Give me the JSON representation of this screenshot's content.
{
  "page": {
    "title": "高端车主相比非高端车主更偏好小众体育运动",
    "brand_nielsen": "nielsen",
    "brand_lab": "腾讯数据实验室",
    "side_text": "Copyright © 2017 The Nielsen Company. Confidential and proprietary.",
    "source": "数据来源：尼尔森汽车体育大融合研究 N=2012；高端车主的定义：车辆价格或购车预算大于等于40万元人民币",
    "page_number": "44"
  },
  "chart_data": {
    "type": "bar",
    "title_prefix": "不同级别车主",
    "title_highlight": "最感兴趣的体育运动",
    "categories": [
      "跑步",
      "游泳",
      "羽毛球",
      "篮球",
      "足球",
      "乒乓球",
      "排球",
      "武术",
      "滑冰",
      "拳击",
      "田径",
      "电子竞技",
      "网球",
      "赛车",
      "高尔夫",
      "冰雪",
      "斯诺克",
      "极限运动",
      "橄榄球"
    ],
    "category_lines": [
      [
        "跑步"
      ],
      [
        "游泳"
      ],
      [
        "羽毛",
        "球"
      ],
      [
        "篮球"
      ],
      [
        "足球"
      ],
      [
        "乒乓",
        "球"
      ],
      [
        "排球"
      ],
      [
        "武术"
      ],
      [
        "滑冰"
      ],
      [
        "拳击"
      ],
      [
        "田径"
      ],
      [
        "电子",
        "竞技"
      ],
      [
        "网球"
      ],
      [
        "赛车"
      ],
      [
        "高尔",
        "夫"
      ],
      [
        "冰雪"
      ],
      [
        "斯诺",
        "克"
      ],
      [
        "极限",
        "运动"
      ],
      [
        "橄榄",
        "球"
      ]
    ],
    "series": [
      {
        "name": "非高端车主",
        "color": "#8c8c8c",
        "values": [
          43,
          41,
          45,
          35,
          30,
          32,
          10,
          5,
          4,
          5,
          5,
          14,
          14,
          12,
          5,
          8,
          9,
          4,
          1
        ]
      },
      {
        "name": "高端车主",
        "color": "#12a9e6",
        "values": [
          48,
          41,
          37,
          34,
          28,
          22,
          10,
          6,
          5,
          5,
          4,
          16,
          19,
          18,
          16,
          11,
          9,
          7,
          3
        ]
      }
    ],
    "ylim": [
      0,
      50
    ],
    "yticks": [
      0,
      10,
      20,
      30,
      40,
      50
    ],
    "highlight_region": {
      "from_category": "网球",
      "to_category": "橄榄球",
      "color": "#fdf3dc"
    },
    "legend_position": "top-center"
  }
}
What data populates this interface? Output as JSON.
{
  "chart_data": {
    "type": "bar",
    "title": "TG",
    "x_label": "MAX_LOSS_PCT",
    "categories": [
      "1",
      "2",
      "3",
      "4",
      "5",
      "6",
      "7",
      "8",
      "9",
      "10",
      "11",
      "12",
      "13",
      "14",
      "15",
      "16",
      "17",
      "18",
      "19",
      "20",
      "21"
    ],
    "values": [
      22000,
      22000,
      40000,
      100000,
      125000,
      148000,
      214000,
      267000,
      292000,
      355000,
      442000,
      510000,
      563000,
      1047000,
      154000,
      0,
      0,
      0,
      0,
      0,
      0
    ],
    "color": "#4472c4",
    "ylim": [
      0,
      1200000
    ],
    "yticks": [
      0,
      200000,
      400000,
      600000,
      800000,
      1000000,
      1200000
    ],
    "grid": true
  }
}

▬▬▬

| WORK INSTRUCTIONS |
Out of the preceding entries, pull every line containing the string "JSON".

| SOLUTION FOR THIS PROBLEM |
Give me the JSON representation of this screenshot's content.
What data populates this interface? Output as JSON.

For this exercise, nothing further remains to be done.